Written exercise: Pictures stay out of the copy; restate everything else in the material exactly.

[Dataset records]
□ □ □

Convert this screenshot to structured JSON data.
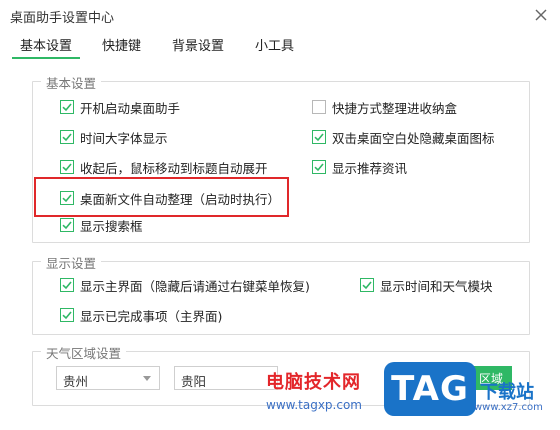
{
  "window": {
    "title": "桌面助手设置中心"
  },
  "tabs": [
    {
      "label": "基本设置",
      "active": true
    },
    {
      "label": "快捷键",
      "active": false
    },
    {
      "label": "背景设置",
      "active": false
    },
    {
      "label": "小工具",
      "active": false
    }
  ],
  "basic": {
    "title": "基本设置",
    "options": [
      {
        "label": "开机启动桌面助手",
        "checked": true
      },
      {
        "label": "时间大字体显示",
        "checked": true
      },
      {
        "label": "收起后，鼠标移动到标题自动展开",
        "checked": true
      },
      {
        "label": "桌面新文件自动整理（启动时执行）",
        "checked": true
      },
      {
        "label": "显示搜索框",
        "checked": true
      },
      {
        "label": "快捷方式整理进收纳盒",
        "checked": false
      },
      {
        "label": "双击桌面空白处隐藏桌面图标",
        "checked": true
      },
      {
        "label": "显示推荐资讯",
        "checked": true
      }
    ]
  },
  "display": {
    "title": "显示设置",
    "options": [
      {
        "label": "显示主界面（隐藏后请通过右键菜单恢复)",
        "checked": true
      },
      {
        "label": "显示已完成事项（主界面)",
        "checked": true
      },
      {
        "label": "显示时间和天气模块",
        "checked": true
      }
    ]
  },
  "weather": {
    "title": "天气区域设置",
    "province": "贵州",
    "city": "贵阳",
    "button": "区域"
  },
  "watermark": {
    "text": "电脑技术网",
    "url": "www.tagxp.com",
    "logo": "TAG",
    "site": "下载站",
    "url2": "www.xz7.com"
  },
  "colors": {
    "accent": "#2fb865",
    "highlight": "#e0282a"
  }
}
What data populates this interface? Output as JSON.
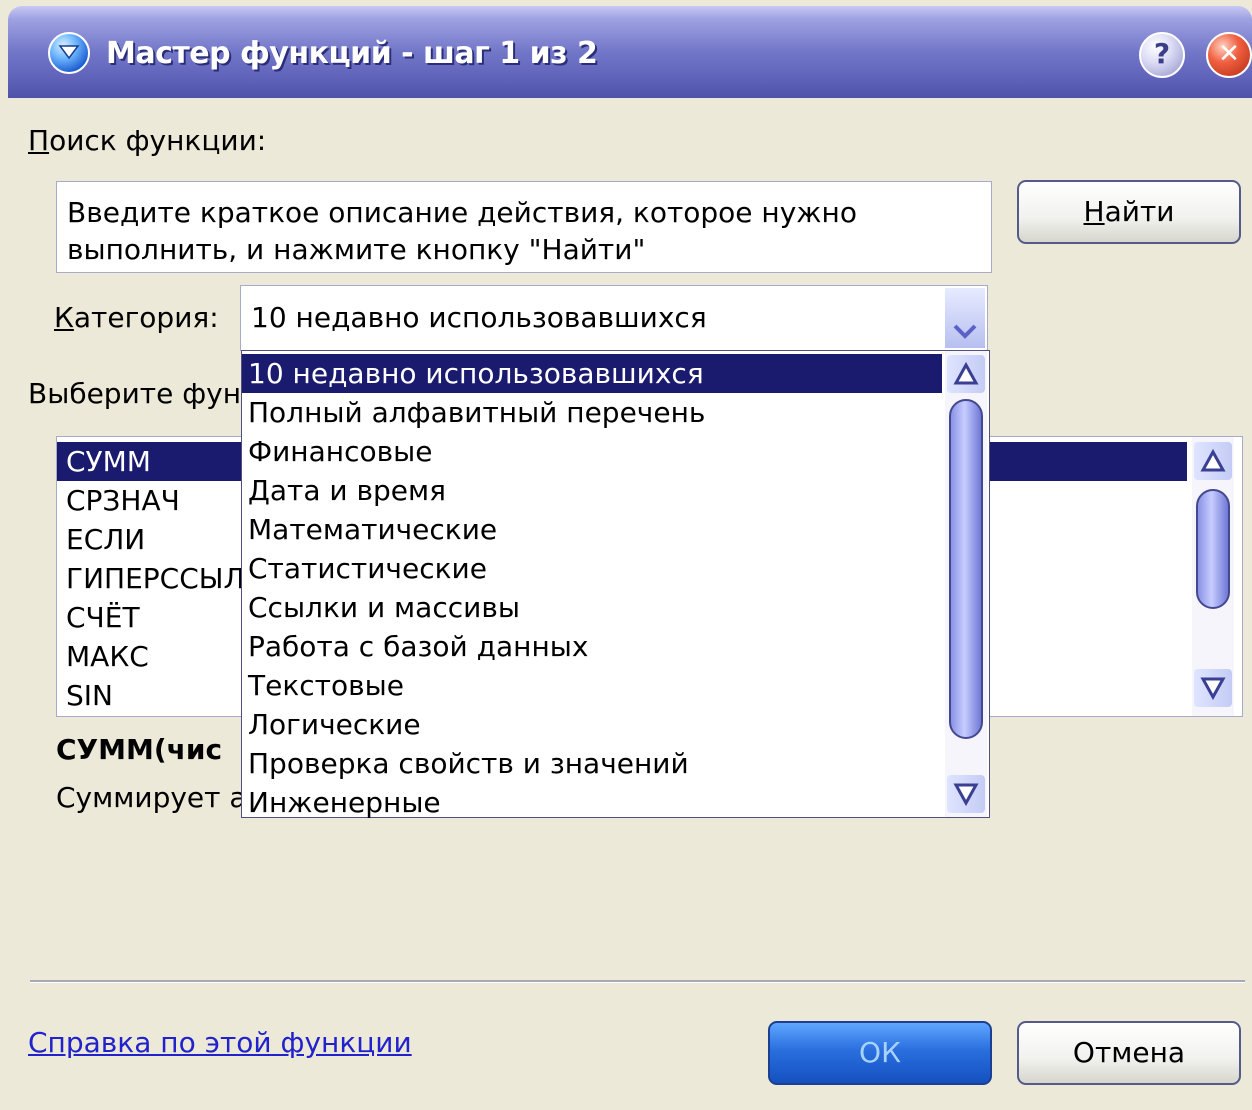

□ □ □

Result of this task:
Convert this screenshot to structured JSON data.
{
  "window": {
    "title": "桌面助手设置中心"
  },
  "tabs": [
    {
      "label": "基本设置",
      "active": true
    },
    {
      "label": "快捷键",
      "active": false
    },
    {
      "label": "背景设置",
      "active": false
    },
    {
      "label": "小工具",
      "active": false
    }
  ],
  "basic": {
    "title": "基本设置",
    "options": [
      {
        "label": "开机启动桌面助手",
        "checked": true
      },
      {
        "label": "时间大字体显示",
        "checked": true
      },
      {
        "label": "收起后，鼠标移动到标题自动展开",
        "checked": true
      },
      {
        "label": "桌面新文件自动整理（启动时执行）",
        "checked": true
      },
      {
        "label": "显示搜索框",
        "checked": true
      },
      {
        "label": "快捷方式整理进收纳盒",
        "checked": false
      },
      {
        "label": "双击桌面空白处隐藏桌面图标",
        "checked": true
      },
      {
        "label": "显示推荐资讯",
        "checked": true
      }
    ]
  },
  "display": {
    "title": "显示设置",
    "options": [
      {
        "label": "显示主界面（隐藏后请通过右键菜单恢复)",
        "checked": true
      },
      {
        "label": "显示已完成事项（主界面)",
        "checked": true
      },
      {
        "label": "显示时间和天气模块",
        "checked": true
      }
    ]
  },
  "weather": {
    "title": "天气区域设置",
    "province": "贵州",
    "city": "贵阳",
    "button": "区域"
  },
  "watermark": {
    "text": "电脑技术网",
    "url": "www.tagxp.com",
    "logo": "TAG",
    "site": "下载站",
    "url2": "www.xz7.com"
  },
  "colors": {
    "accent": "#2fb865",
    "highlight": "#e0282a"
  }
}
What data populates this interface? Output as JSON.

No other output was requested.